**Problem statement**
Collect every line below that contains the word "text".

### Data to use

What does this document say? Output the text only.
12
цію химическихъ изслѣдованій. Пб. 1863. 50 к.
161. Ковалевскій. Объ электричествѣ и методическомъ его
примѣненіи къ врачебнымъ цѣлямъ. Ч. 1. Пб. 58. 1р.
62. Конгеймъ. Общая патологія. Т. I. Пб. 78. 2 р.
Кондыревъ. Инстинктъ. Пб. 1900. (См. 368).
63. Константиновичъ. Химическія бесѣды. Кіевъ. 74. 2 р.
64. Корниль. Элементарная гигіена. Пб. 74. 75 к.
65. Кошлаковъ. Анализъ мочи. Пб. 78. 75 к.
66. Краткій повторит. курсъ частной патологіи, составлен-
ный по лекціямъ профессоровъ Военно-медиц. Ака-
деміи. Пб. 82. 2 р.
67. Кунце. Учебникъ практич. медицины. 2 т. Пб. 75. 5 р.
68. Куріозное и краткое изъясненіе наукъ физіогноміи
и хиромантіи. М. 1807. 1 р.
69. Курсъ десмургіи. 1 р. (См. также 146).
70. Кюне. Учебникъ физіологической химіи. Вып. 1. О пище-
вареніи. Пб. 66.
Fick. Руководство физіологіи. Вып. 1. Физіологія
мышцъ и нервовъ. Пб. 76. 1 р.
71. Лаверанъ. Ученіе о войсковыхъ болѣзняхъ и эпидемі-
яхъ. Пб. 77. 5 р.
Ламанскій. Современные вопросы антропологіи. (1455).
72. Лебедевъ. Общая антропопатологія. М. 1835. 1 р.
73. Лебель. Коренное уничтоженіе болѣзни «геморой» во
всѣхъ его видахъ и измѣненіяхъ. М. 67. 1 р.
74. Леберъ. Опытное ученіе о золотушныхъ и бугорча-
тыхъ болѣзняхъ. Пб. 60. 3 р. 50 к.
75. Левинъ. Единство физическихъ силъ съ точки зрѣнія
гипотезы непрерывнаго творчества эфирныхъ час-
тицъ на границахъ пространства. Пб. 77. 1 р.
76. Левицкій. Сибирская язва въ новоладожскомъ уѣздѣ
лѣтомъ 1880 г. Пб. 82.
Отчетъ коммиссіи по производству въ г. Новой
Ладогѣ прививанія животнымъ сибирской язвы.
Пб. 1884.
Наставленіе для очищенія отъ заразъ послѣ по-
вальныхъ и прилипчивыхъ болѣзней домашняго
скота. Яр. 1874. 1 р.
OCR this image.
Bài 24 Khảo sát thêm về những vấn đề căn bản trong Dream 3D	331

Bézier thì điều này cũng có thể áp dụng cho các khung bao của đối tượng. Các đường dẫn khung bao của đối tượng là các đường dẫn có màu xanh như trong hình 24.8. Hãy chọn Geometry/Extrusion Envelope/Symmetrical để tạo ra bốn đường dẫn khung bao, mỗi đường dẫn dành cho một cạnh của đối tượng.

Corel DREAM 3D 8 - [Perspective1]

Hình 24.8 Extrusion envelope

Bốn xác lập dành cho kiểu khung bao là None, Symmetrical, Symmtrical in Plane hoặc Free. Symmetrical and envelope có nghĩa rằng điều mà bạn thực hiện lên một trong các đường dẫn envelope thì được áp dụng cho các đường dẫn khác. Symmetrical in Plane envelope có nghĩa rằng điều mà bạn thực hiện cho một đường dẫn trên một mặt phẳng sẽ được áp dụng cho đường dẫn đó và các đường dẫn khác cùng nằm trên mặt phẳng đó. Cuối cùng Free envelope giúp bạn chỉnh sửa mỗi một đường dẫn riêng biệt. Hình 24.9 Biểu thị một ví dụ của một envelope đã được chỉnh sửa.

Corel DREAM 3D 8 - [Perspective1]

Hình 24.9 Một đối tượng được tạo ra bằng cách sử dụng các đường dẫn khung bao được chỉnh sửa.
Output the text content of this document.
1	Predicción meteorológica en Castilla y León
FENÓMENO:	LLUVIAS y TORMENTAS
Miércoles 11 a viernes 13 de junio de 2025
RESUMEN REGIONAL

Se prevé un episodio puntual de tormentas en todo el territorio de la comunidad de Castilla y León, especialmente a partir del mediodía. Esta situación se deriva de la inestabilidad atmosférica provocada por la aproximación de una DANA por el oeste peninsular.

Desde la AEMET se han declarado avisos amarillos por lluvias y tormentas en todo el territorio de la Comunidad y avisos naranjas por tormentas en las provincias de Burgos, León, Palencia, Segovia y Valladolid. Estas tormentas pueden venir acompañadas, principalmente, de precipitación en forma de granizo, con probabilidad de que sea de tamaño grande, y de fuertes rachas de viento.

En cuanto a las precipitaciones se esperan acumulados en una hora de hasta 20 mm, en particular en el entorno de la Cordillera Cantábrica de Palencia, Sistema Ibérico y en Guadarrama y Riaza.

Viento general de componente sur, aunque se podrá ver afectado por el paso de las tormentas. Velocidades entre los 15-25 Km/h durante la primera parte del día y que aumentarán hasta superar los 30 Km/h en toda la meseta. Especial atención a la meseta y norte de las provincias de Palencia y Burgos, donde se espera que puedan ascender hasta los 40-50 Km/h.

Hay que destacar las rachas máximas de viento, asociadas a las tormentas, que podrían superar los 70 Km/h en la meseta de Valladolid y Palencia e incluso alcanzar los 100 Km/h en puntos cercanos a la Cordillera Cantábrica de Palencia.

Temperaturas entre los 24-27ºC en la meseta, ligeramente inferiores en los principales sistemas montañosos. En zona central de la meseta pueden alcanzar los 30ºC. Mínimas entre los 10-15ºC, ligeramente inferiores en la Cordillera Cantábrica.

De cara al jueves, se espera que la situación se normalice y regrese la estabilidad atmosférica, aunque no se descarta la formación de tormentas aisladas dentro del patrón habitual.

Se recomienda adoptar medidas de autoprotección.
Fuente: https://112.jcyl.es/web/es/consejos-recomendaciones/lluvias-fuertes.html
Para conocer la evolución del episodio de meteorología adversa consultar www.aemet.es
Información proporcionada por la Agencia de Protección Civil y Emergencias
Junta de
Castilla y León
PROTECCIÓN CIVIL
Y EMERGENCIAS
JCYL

######

**Completed task**
What does this document say? Output the text only.
Output the text content of this document.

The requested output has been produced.